Stored records
_ _ _ _ _

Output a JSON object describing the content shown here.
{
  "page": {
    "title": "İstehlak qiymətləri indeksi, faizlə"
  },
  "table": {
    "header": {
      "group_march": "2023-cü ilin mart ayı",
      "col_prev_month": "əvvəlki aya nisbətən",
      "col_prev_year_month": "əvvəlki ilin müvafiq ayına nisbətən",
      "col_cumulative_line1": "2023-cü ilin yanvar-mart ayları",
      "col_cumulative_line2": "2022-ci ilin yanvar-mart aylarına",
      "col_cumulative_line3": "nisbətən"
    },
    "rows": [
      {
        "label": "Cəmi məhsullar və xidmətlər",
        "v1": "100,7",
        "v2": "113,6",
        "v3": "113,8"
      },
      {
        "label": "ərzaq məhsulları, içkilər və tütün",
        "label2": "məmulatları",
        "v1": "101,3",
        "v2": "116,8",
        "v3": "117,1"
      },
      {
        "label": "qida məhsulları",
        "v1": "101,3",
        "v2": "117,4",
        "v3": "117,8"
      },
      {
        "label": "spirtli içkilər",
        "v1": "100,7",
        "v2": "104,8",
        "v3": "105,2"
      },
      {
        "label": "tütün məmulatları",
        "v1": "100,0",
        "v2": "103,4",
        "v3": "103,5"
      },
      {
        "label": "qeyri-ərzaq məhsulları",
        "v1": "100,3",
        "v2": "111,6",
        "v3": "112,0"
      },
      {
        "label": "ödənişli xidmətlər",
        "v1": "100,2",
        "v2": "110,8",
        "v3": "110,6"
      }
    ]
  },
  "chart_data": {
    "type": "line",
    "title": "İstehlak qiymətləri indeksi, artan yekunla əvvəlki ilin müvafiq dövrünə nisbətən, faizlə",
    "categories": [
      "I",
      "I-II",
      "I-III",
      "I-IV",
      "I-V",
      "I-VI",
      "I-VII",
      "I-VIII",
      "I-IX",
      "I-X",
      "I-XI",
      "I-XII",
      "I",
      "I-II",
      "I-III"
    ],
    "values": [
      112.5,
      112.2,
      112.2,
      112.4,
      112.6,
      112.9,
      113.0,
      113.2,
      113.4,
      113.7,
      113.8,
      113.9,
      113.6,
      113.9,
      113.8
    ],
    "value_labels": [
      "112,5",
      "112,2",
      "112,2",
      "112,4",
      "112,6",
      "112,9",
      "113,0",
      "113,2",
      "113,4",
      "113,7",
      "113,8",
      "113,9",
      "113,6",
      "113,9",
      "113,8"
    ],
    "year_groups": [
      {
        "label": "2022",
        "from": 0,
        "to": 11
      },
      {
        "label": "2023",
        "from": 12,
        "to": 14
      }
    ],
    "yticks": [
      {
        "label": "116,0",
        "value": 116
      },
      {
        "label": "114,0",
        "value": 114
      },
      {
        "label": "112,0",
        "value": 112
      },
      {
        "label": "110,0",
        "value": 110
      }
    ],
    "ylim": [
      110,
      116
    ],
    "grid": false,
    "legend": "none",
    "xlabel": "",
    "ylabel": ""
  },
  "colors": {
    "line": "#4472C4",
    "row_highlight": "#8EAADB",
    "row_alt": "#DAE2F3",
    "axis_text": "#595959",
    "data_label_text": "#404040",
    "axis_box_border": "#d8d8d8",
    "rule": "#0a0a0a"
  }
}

_ _ _ _ _

■ **GIVEN REQUEST**:
Return the whole listing exactly, with every line included.

■ **RESULT OF THE EXERCISE**:
Output a JSON object describing the content shown here.
{
  "page": {
    "title": "İstehlak qiymətləri indeksi, faizlə"
  },
  "table": {
    "header": {
      "group_march": "2023-cü ilin mart ayı",
      "col_prev_month": "əvvəlki aya nisbətən",
      "col_prev_year_month": "əvvəlki ilin müvafiq ayına nisbətən",
      "col_cumulative_line1": "2023-cü ilin yanvar-mart ayları",
      "col_cumulative_line2": "2022-ci ilin yanvar-mart aylarına",
      "col_cumulative_line3": "nisbətən"
    },
    "rows": [
      {
        "label": "Cəmi məhsullar və xidmətlər",
        "v1": "100,7",
        "v2": "113,6",
        "v3": "113,8"
      },
      {
        "label": "ərzaq məhsulları, içkilər və tütün",
        "label2": "məmulatları",
        "v1": "101,3",
        "v2": "116,8",
        "v3": "117,1"
      },
      {
        "label": "qida məhsulları",
        "v1": "101,3",
        "v2": "117,4",
        "v3": "117,8"
      },
      {
        "label": "spirtli içkilər",
        "v1": "100,7",
        "v2": "104,8",
        "v3": "105,2"
      },
      {
        "label": "tütün məmulatları",
        "v1": "100,0",
        "v2": "103,4",
        "v3": "103,5"
      },
      {
        "label": "qeyri-ərzaq məhsulları",
        "v1": "100,3",
        "v2": "111,6",
        "v3": "112,0"
      },
      {
        "label": "ödənişli xidmətlər",
        "v1": "100,2",
        "v2": "110,8",
        "v3": "110,6"
      }
    ]
  },
  "chart_data": {
    "type": "line",
    "title": "İstehlak qiymətləri indeksi, artan yekunla əvvəlki ilin müvafiq dövrünə nisbətən, faizlə",
    "categories": [
      "I",
      "I-II",
      "I-III",
      "I-IV",
      "I-V",
      "I-VI",
      "I-VII",
      "I-VIII",
      "I-IX",
      "I-X",
      "I-XI",
      "I-XII",
      "I",
      "I-II",
      "I-III"
    ],
    "values": [
      112.5,
      112.2,
      112.2,
      112.4,
      112.6,
      112.9,
      113.0,
      113.2,
      113.4,
      113.7,
      113.8,
      113.9,
      113.6,
      113.9,
      113.8
    ],
    "value_labels": [
      "112,5",
      "112,2",
      "112,2",
      "112,4",
      "112,6",
      "112,9",
      "113,0",
      "113,2",
      "113,4",
      "113,7",
      "113,8",
      "113,9",
      "113,6",
      "113,9",
      "113,8"
    ],
    "year_groups": [
      {
        "label": "2022",
        "from": 0,
        "to": 11
      },
      {
        "label": "2023",
        "from": 12,
        "to": 14
      }
    ],
    "yticks": [
      {
        "label": "116,0",
        "value": 116
      },
      {
        "label": "114,0",
        "value": 114
      },
      {
        "label": "112,0",
        "value": 112
      },
      {
        "label": "110,0",
        "value": 110
      }
    ],
    "ylim": [
      110,
      116
    ],
    "grid": false,
    "legend": "none",
    "xlabel": "",
    "ylabel": ""
  },
  "colors": {
    "line": "#4472C4",
    "row_highlight": "#8EAADB",
    "row_alt": "#DAE2F3",
    "axis_text": "#595959",
    "data_label_text": "#404040",
    "axis_box_border": "#d8d8d8",
    "rule": "#0a0a0a"
  }
}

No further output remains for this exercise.